*Work request 1*
Answer these questions from the speech models guide:
(a) Where in Vox are speech models accessed?
(b) What is the approximate size of the Fast model?
(c) How many models are downloaded when Vox is first installed?
*Work request 2*
Decide whether each statement agrees with the speech models guide. Answer yes or no, and quote the words that decide it.
(a) By default, Vox sends voice data to external servers.
(b) The Balanced model is recommended for most users.
(c) The Best model is about 1.5GB in size.

*Excerpt provided*
--- START ---

Speech Models
Vox uses OpenAI's Whisper models for local speech recognition. This guide explains the available models and how to choose the right one for your needs.
Understanding Speech Models

Access speech models from Settings → Speech.
What Are Whisper Models?
Whisper is OpenAI's open-source automatic speech recognition (ASR) system. Vox runs these models locally on your device, ensuring:
- Privacy: Audio never leaves your device
- Offline capability: Works without internet connection
- Speed: No network latency
- Cost: No per-minute charges
Privacy First
All speech recognition happens on your device. Your voice data is never sent to external servers (unless you enable AI Enhancement).
Available Models
Vox offers five Whisper model variants, each balancing speed and accuracy differently:
Fastest
Size: ~75MB Speed: Lowest latency (<50ms) Accuracy: Good for clear speech Best for: Quick commands, short phrases, testing
The smallest and fastest model. Ideal for users who prioritize speed over accuracy or have limited disk space.
Fast
Size: ~150MB Speed: Very low latency (~50ms) Accuracy: Better than Fastest Best for: Daily use with clear speech
A good middle ground between speed and quality. Suitable for most casual transcription needs.
Balanced
Size: ~480MB Speed: Recommended (~480MB) Accuracy: Good general-purpose accuracy Best for: Most users, general transcription
Recommended for most users. Provides excellent accuracy for everyday use without requiring excessive resources.
Accurate
Size: ~1.5GB Speed: Better accuracy, more decent latency (~1.5GB) Accuracy: High accuracy for complex speech Best for: Professional transcription, technical content, accents
Higher accuracy for challenging audio conditions, technical terminology, and various accents.
Best
Size: ~3GB Speed: Highest quality, significant CPU (~3GB) Accuracy: Maximum accuracy Best for: Critical transcription, multi-language, noisy environments
The largest and most accurate model. Use when transcription quality is paramount and system resources allow.
Downloading Models
First-Time Setup

When you first install Vox, no models are downloaded. You must download at least one model to use Vox.

--- END ---

*Supplied data*
--- START ---

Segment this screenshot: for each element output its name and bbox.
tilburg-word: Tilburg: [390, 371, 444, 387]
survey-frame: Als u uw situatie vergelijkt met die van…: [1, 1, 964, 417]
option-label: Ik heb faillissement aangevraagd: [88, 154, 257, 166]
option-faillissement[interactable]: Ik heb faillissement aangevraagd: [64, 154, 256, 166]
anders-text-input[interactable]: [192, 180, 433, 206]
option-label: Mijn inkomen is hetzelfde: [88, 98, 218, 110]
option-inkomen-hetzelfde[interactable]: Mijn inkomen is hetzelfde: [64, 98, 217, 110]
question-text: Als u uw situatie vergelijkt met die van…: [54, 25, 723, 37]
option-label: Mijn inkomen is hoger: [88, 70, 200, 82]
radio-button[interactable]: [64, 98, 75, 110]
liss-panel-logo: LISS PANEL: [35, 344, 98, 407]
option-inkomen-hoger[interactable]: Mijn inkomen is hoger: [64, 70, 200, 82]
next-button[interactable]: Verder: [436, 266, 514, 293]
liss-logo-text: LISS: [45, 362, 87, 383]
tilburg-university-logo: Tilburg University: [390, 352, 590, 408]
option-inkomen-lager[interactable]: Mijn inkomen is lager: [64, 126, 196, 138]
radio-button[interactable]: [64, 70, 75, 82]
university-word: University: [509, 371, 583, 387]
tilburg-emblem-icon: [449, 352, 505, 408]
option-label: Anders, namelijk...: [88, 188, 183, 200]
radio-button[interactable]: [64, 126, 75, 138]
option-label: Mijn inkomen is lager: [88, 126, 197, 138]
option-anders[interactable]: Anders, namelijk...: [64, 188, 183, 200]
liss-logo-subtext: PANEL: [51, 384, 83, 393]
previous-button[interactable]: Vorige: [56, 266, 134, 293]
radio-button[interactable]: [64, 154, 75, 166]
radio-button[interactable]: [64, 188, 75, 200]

--- END ---

*Worked solution 1*
(a) Settings → Speech
(b) About 150MB
(c) None

*Worked solution 2*
(a) No: "Your voice data is never sent to external servers (unless you enable AI Enhancement)."
(b) Yes: "Recommended for most users."
(c) No: "Size: ~3GB"